Transcribe the lines below verbatim, skipping the images.
==== DATASET RECORDS
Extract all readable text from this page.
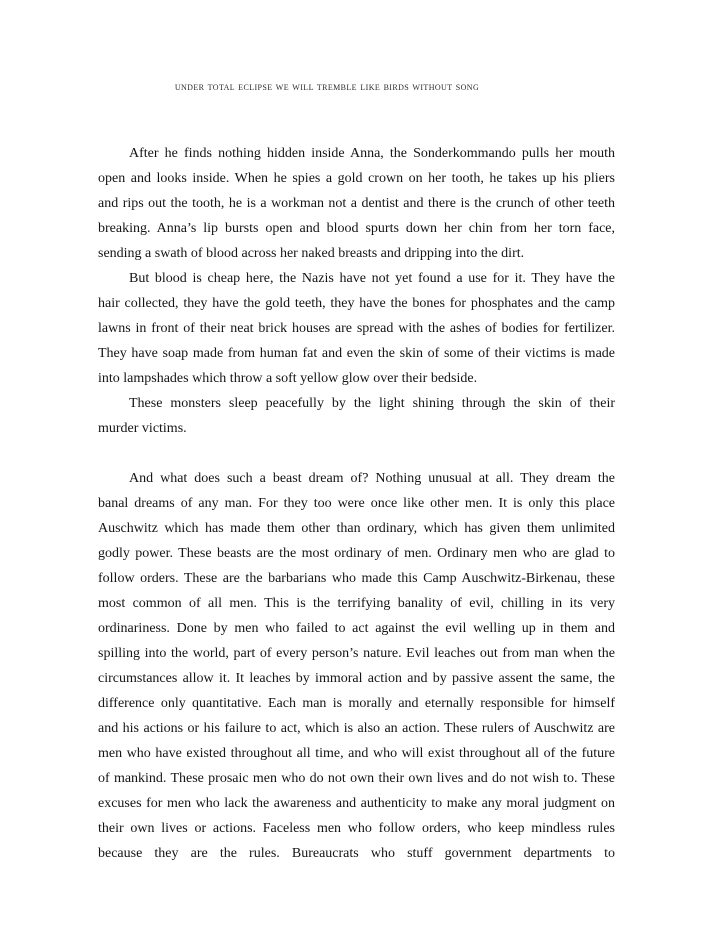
UNDER TOTAL ECLIPSE WE WILL TREMBLE LIKE BIRDS WITHOUT SONG
After he finds nothing hidden inside Anna, the Sonderkommando pulls her mouth
open and looks inside. When he spies a gold crown on her tooth, he takes up his pliers
and rips out the tooth, he is a workman not a dentist and there is the crunch of other teeth
breaking. Anna’s lip bursts open and blood spurts down her chin from her torn face,
sending a swath of blood across her naked breasts and dripping into the dirt.
But blood is cheap here, the Nazis have not yet found a use for it. They have the
hair collected, they have the gold teeth, they have the bones for phosphates and the camp
lawns in front of their neat brick houses are spread with the ashes of bodies for fertilizer.
They have soap made from human fat and even the skin of some of their victims is made
into lampshades which throw a soft yellow glow over their bedside.
These monsters sleep peacefully by the light shining through the skin of their
murder victims.
And what does such a beast dream of? Nothing unusual at all. They dream the
banal dreams of any man. For they too were once like other men. It is only this place
Auschwitz which has made them other than ordinary, which has given them unlimited
godly power. These beasts are the most ordinary of men. Ordinary men who are glad to
follow orders. These are the barbarians who made this Camp Auschwitz-Birkenau, these
most common of all men. This is the terrifying banality of evil, chilling in its very
ordinariness. Done by men who failed to act against the evil welling up in them and
spilling into the world, part of every person’s nature. Evil leaches out from man when the
circumstances allow it. It leaches by immoral action and by passive assent the same, the
difference only quantitative. Each man is morally and eternally responsible for himself
and his actions or his failure to act, which is also an action. These rulers of Auschwitz are
men who have existed throughout all time, and who will exist throughout all of the future
of mankind. These prosaic men who do not own their own lives and do not wish to. These
excuses for men who lack the awareness and authenticity to make any moral judgment on
their own lives or actions. Faceless men who follow orders, who keep mindless rules
because they are the rules. Bureaucrats who stuff government departments to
========
RESULT OF THE TASK:
Extract all readable text from this page.
UNDER TOTAL ECLIPSE WE WILL TREMBLE LIKE BIRDS WITHOUT SONG
After he finds nothing hidden inside Anna, the Sonderkommando pulls her mouth
open and looks inside. When he spies a gold crown on her tooth, he takes up his pliers
and rips out the tooth, he is a workman not a dentist and there is the crunch of other teeth
breaking. Anna’s lip bursts open and blood spurts down her chin from her torn face,
sending a swath of blood across her naked breasts and dripping into the dirt.
But blood is cheap here, the Nazis have not yet found a use for it. They have the
hair collected, they have the gold teeth, they have the bones for phosphates and the camp
lawns in front of their neat brick houses are spread with the ashes of bodies for fertilizer.
They have soap made from human fat and even the skin of some of their victims is made
into lampshades which throw a soft yellow glow over their bedside.
These monsters sleep peacefully by the light shining through the skin of their
murder victims.
And what does such a beast dream of? Nothing unusual at all. They dream the
banal dreams of any man. For they too were once like other men. It is only this place
Auschwitz which has made them other than ordinary, which has given them unlimited
godly power. These beasts are the most ordinary of men. Ordinary men who are glad to
follow orders. These are the barbarians who made this Camp Auschwitz-Birkenau, these
most common of all men. This is the terrifying banality of evil, chilling in its very
ordinariness. Done by men who failed to act against the evil welling up in them and
spilling into the world, part of every person’s nature. Evil leaches out from man when the
circumstances allow it. It leaches by immoral action and by passive assent the same, the
difference only quantitative. Each man is morally and eternally responsible for himself
and his actions or his failure to act, which is also an action. These rulers of Auschwitz are
men who have existed throughout all time, and who will exist throughout all of the future
of mankind. These prosaic men who do not own their own lives and do not wish to. These
excuses for men who lack the awareness and authenticity to make any moral judgment on
their own lives or actions. Faceless men who follow orders, who keep mindless rules
because they are the rules. Bureaucrats who stuff government departments to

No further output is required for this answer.